Exercise text Block Start
# Anyone cross train with weights? What does your routine look like?



## Alias530 (Apr 1, 2013)

I live in the city so I can only mountain bike on the weekends and while I don't have plans to race, it's just more fun when you're in better shape and not dying on the hills and can power through the rocks. Anyway, I've been doing something like this for a few months now and it seems to be working. But could it be better? Is it too much/too little? I used to be big into lifting (495/405/545 S/B/D) but if I gain too much size it makes the biking harder on hills so I'm trying to strike a balance.

Saturday - 3-5 hour mountain bike ride
Sunday - legs - squats or deadlifts, SLDL's, weighted glute bridges or hip thrusters, banded clamshells OR shoulders/tris - overhead press, some variation of DB presses (Arnold's, incline, etc), DB front & lateral raises, various core work
Monday - Back/biceps - pullups, DB or BB rows, pullovers, reverse flys, some variety of curls, various core work + 2-3 mile walk
Tuesday - 20-25 mile road bike ride
Wednesday - Chest/tris - BB bench, DB flys, dips, skull crushers or DB extensions, various core work + 2-3 mile walk
Thursday - 20-25 mile road bike ride
Friday - off

I don't always have the steam to do leg day after my longer Saturday rides so I'm going to alternate leg day/shoulder day as my Sunday weights day every other week.
Exercise text Block End
Data extract Block Start
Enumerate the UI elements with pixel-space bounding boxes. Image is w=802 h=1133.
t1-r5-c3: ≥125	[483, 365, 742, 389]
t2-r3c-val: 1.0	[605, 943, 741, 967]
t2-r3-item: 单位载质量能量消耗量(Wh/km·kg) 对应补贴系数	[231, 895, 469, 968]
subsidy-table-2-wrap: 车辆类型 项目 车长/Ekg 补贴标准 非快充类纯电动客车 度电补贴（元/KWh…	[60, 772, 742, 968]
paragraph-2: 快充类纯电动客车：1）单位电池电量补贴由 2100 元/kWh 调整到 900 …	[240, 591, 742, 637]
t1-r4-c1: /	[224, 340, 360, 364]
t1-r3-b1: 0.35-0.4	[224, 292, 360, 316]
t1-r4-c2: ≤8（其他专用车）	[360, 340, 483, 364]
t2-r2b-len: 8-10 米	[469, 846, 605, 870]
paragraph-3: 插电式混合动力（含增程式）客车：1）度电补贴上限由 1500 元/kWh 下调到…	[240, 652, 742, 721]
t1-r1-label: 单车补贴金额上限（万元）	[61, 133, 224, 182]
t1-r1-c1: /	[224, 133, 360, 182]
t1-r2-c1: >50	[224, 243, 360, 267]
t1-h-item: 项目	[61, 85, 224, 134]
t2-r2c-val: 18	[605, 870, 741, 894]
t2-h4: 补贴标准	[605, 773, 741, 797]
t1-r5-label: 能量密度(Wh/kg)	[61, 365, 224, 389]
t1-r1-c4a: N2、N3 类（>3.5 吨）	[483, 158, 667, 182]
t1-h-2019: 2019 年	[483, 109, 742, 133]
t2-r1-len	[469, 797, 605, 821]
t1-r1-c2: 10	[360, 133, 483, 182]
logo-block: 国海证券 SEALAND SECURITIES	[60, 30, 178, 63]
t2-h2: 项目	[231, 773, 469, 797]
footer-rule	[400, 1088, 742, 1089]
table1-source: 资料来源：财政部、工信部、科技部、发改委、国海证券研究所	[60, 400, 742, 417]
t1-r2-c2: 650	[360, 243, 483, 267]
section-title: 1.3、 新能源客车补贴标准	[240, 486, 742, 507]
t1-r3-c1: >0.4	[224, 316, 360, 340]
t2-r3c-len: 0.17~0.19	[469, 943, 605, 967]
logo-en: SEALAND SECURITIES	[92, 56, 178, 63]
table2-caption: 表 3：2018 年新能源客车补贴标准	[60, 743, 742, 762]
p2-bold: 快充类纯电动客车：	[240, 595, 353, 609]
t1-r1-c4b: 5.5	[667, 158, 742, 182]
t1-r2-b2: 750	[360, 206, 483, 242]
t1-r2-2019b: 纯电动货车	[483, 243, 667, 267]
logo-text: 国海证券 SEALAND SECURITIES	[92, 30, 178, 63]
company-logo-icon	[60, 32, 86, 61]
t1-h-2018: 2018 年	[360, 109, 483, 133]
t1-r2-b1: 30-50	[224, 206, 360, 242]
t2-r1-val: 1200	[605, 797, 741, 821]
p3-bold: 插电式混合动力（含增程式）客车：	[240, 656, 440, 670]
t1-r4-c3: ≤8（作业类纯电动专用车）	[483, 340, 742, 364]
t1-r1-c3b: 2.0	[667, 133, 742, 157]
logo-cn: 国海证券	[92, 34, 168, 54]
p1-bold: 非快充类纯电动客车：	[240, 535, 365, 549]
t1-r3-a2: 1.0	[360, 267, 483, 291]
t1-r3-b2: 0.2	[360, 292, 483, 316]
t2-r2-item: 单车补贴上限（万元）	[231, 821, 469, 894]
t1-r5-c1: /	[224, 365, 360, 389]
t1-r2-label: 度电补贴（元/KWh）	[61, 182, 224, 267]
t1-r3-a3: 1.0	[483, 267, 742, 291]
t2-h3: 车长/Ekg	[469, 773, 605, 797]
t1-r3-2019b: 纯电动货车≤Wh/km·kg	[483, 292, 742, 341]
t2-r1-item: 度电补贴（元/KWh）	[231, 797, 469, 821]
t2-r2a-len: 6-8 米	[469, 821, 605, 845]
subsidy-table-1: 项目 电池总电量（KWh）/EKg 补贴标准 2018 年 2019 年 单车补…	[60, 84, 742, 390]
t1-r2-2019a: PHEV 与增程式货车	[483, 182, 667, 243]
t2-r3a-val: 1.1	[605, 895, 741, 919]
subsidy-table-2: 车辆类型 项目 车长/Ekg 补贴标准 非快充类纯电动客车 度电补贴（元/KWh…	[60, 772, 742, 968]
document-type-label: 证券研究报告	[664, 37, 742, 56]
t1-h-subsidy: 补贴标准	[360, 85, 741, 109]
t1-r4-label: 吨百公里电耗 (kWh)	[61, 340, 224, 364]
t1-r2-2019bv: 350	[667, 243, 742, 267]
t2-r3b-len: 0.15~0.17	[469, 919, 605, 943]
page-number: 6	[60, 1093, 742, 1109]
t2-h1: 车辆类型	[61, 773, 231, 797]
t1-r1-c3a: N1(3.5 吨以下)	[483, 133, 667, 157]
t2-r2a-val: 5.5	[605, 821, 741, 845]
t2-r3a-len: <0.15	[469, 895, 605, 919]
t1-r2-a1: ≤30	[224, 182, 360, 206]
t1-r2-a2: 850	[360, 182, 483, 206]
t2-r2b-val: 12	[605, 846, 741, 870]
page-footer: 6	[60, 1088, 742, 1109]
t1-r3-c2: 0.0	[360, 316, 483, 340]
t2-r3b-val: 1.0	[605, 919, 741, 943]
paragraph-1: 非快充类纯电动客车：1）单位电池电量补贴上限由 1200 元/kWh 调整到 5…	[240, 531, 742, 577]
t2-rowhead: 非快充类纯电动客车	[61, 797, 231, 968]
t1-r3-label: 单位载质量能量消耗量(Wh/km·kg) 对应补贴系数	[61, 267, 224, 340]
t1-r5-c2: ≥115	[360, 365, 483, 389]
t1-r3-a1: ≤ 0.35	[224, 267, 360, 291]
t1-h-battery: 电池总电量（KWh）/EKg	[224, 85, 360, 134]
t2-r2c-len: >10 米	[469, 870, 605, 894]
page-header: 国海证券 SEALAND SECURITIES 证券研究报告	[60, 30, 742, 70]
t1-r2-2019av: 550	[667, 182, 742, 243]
Data extract Block End
What to work on:
(A) From the forum post about cross-training with weights, copy the passage starting with "# Anyone cross" and going on through "strike a balance.".
(B) In the forum post about cross-training with weights, how long is the Saturday mountain bike ride in the posted routine?
Rely solely on the forum post about cross-training with weights.

Task-by-task answers:
(A)
# Anyone cross train with weights? What does your routine look like?



## Alias530 (Apr 1, 2013)

I live in the city so I can only mountain bike on the weekends and while I don't have plans to race, it's just more fun when you're in better shape and not dying on the hills and can power through the rocks. Anyway, I've been doing something like this for a few months now and it seems to be working. But could it be better? Is it too much/too little? I used to be big into lifting (495/405/545 S/B/D) but if I gain too much size it makes the biking harder on hills so I'm trying to strike a balance.

(B) 3-5 hours